▶ _Prompt_
Copy, from the material below, every line in which the word "samt" can be found.

▶ _Dataset extract_
★ ★ ★
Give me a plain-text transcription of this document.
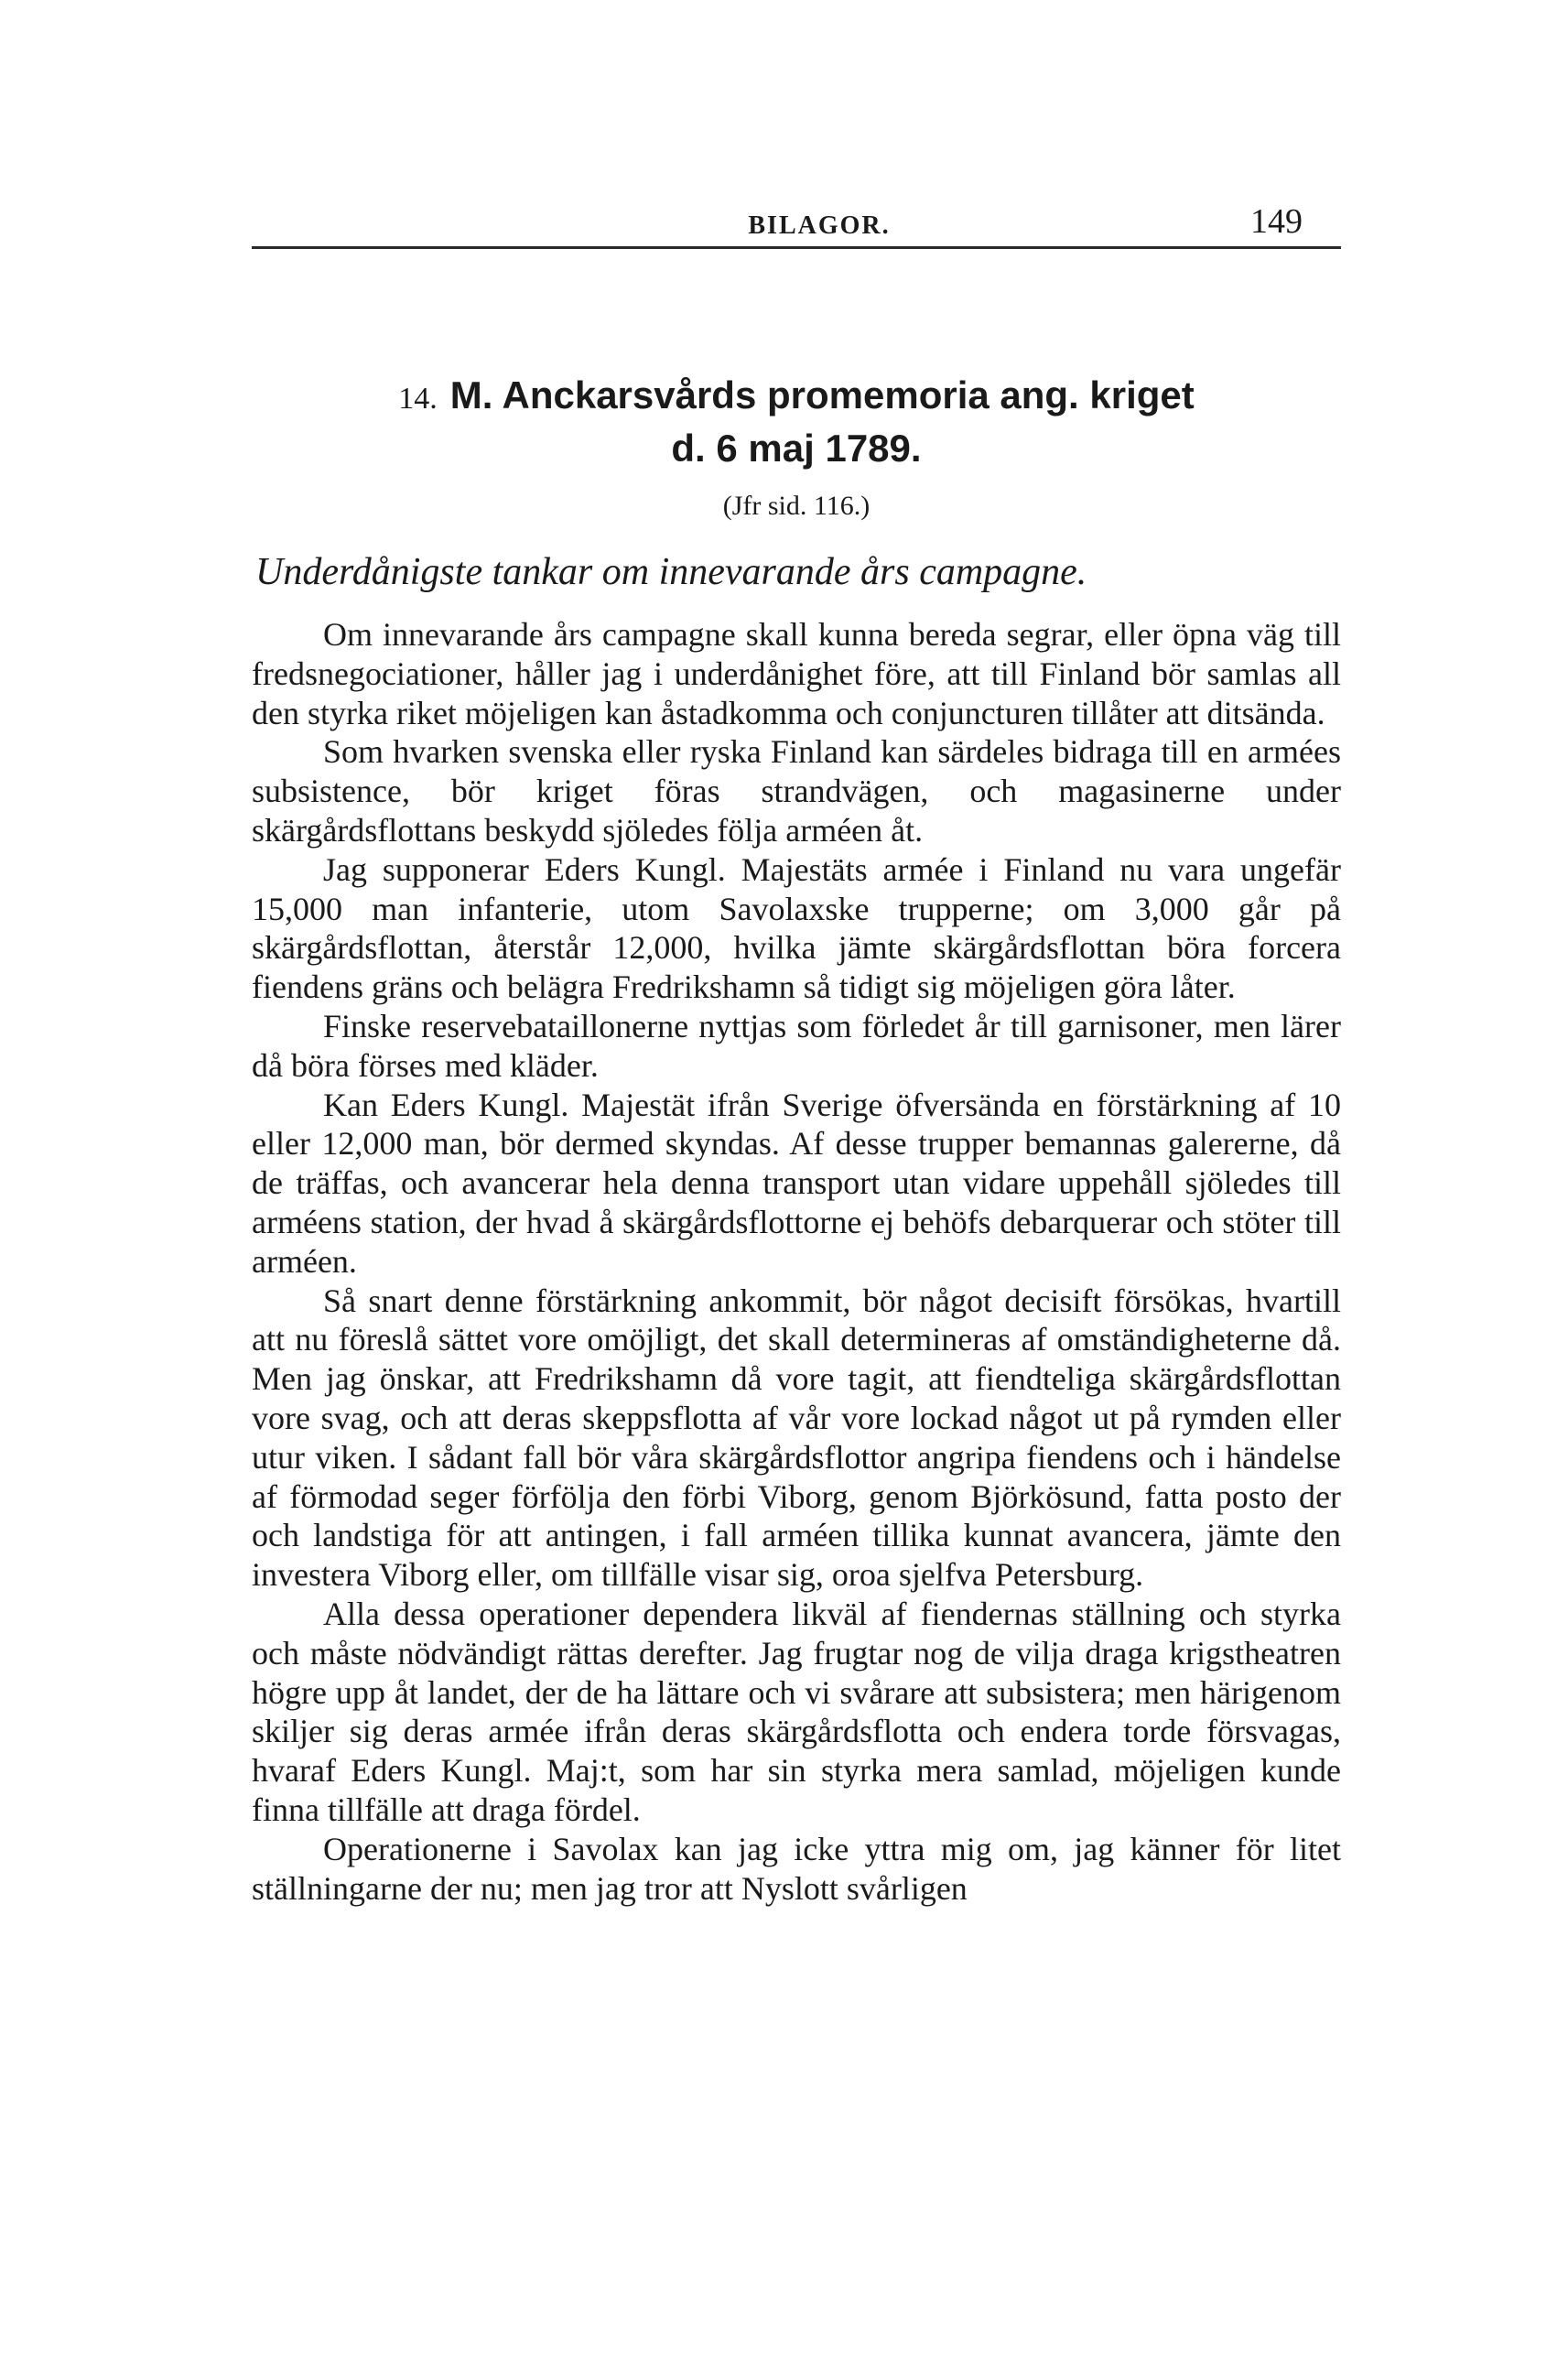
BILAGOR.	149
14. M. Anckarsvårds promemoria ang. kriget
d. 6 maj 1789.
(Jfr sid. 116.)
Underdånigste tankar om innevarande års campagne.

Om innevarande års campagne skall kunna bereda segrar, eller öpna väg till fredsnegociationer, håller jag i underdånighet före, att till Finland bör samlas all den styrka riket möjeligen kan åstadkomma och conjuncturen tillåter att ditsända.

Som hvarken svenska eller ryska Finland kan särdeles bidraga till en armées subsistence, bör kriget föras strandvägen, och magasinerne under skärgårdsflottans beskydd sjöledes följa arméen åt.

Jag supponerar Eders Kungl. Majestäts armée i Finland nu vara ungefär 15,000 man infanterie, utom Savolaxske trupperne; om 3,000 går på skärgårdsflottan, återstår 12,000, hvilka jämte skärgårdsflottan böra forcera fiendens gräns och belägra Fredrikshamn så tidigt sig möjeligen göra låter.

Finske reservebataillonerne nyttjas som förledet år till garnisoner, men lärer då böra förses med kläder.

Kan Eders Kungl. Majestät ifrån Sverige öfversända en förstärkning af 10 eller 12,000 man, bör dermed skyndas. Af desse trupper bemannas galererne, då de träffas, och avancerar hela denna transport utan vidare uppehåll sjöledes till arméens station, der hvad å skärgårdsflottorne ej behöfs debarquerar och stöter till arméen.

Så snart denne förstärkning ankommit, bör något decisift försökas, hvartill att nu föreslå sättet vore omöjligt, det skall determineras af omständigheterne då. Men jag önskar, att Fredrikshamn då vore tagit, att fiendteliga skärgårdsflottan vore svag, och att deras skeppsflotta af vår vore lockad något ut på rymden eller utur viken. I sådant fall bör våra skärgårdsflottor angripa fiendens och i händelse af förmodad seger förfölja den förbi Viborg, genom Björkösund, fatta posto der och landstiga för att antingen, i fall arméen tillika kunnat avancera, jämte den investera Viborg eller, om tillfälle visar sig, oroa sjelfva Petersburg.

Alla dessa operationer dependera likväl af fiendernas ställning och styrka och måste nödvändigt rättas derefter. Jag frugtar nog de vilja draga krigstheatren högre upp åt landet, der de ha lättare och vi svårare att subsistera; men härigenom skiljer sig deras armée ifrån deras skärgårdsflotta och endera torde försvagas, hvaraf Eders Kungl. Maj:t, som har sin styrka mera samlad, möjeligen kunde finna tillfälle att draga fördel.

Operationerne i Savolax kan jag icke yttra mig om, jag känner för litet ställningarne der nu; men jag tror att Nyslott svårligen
★ ★ ★
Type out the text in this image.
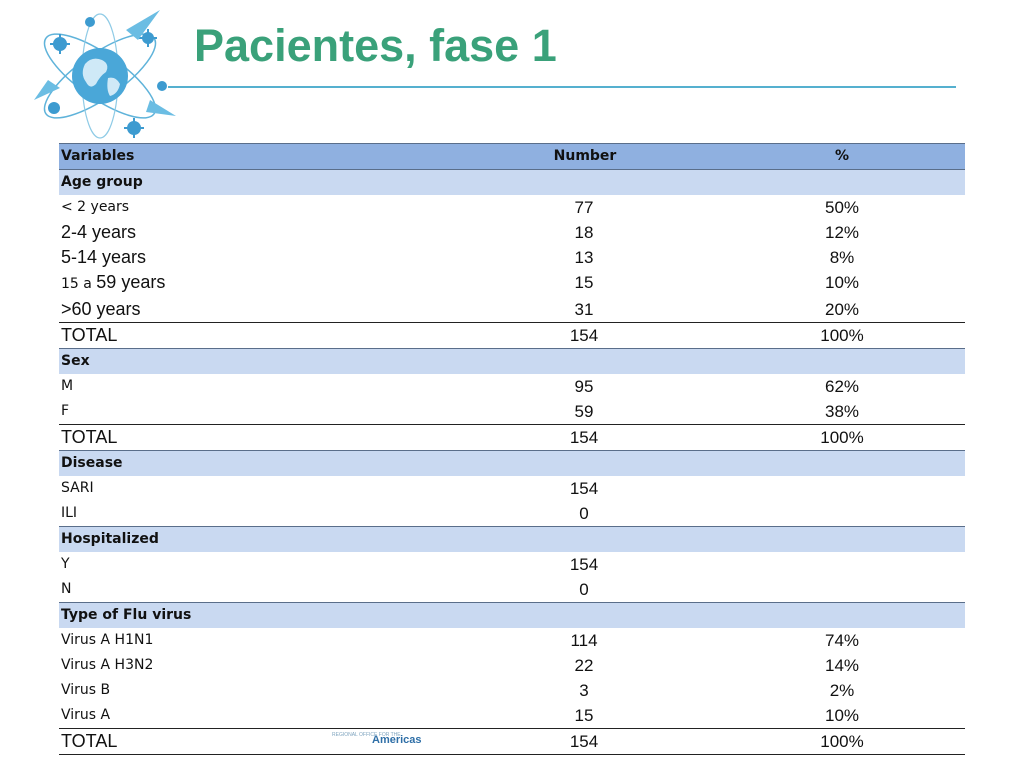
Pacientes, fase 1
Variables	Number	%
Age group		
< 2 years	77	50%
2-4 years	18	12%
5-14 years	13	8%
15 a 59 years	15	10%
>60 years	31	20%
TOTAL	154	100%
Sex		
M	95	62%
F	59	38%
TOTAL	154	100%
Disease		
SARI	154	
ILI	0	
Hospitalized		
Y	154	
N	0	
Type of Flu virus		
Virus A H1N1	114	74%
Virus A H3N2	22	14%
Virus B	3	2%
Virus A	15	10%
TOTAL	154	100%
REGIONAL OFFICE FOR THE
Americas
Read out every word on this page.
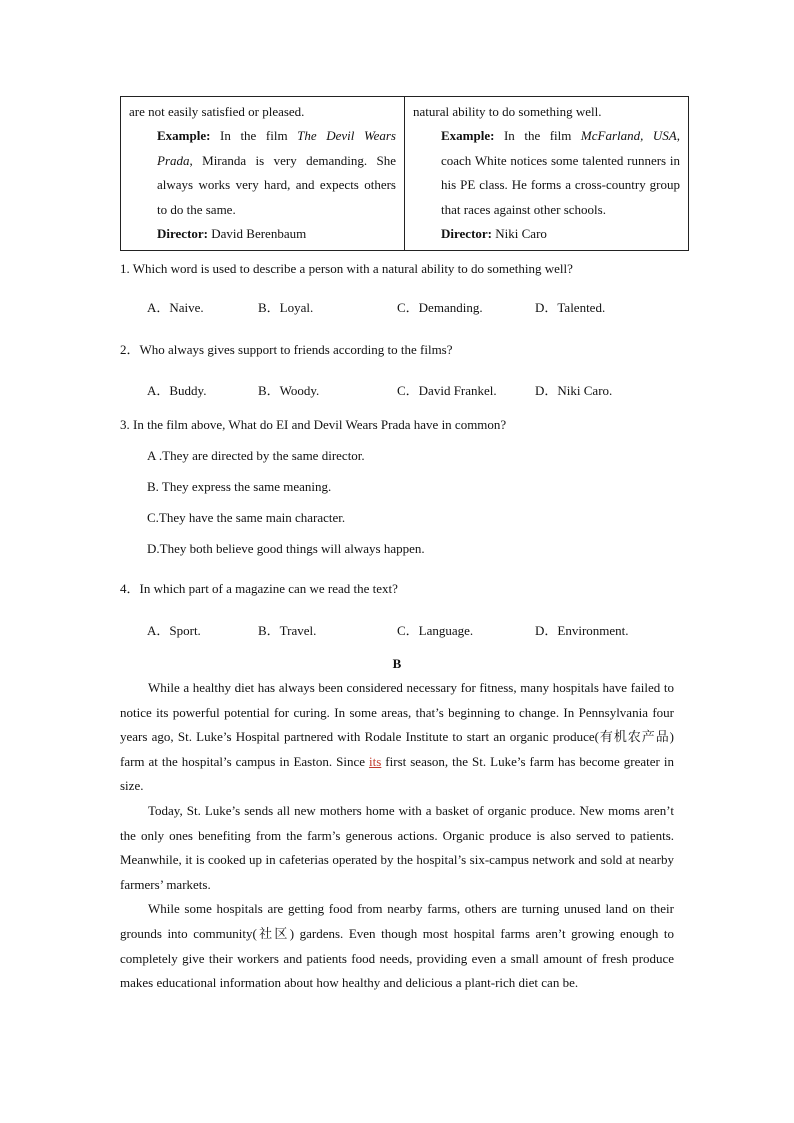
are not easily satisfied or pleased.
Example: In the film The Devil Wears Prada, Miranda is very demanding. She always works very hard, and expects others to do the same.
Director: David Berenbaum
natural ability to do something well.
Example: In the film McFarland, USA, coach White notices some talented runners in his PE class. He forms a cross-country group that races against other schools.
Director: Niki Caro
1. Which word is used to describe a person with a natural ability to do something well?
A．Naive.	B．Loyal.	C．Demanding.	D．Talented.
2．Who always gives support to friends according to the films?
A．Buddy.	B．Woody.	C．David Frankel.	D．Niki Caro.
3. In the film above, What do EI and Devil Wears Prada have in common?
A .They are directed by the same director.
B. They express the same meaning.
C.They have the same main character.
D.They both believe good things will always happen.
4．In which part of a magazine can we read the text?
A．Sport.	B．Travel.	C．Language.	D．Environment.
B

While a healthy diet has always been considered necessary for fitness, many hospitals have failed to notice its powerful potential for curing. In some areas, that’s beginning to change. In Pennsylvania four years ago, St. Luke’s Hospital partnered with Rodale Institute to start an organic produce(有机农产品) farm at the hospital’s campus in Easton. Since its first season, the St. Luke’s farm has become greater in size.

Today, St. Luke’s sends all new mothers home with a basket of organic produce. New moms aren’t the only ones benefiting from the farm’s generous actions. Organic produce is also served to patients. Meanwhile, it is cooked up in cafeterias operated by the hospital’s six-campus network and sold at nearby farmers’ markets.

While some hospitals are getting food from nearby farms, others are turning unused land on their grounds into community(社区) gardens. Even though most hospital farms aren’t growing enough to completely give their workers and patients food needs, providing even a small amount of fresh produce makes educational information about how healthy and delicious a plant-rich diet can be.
★ ★ ★
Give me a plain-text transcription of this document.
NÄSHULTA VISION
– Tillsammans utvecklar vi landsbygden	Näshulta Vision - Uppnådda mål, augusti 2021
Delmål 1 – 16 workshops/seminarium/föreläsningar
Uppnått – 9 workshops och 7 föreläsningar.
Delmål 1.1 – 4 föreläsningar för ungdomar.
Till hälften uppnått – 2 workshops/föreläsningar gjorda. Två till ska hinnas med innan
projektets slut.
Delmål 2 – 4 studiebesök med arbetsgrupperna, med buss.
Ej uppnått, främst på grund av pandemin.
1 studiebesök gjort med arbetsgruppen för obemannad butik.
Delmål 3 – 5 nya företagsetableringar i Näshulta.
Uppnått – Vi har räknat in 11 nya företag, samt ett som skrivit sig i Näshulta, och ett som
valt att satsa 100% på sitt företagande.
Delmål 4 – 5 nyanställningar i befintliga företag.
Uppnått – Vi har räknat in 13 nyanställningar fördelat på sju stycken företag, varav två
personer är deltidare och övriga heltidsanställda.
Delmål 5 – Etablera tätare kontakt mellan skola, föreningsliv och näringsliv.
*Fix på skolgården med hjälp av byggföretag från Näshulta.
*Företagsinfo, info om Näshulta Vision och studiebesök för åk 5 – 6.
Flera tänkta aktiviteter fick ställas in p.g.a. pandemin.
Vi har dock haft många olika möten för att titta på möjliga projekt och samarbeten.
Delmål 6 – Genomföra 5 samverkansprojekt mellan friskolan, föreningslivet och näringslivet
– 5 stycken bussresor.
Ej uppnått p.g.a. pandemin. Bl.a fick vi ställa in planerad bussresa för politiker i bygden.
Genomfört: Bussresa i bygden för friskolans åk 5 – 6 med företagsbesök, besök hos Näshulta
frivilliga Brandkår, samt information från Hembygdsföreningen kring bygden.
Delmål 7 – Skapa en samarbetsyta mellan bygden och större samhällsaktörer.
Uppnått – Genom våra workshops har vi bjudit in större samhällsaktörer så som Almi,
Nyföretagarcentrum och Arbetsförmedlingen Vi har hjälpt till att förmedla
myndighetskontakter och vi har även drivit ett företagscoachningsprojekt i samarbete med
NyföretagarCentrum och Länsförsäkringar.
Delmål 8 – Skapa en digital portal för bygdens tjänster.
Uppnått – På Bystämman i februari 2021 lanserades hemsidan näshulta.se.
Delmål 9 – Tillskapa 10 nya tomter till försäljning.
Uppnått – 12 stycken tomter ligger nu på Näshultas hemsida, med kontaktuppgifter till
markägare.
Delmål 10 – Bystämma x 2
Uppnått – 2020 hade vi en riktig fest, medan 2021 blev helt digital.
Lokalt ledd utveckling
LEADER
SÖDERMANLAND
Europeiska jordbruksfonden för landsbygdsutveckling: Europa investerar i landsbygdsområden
★ ★ ★
▶ _Answer to the problem_
Uppnått – Vi har räknat in 11 nya företag, samt ett som skrivit sig i Näshulta, och ett som
frivilliga Brandkår, samt information från Hembygdsföreningen kring bygden.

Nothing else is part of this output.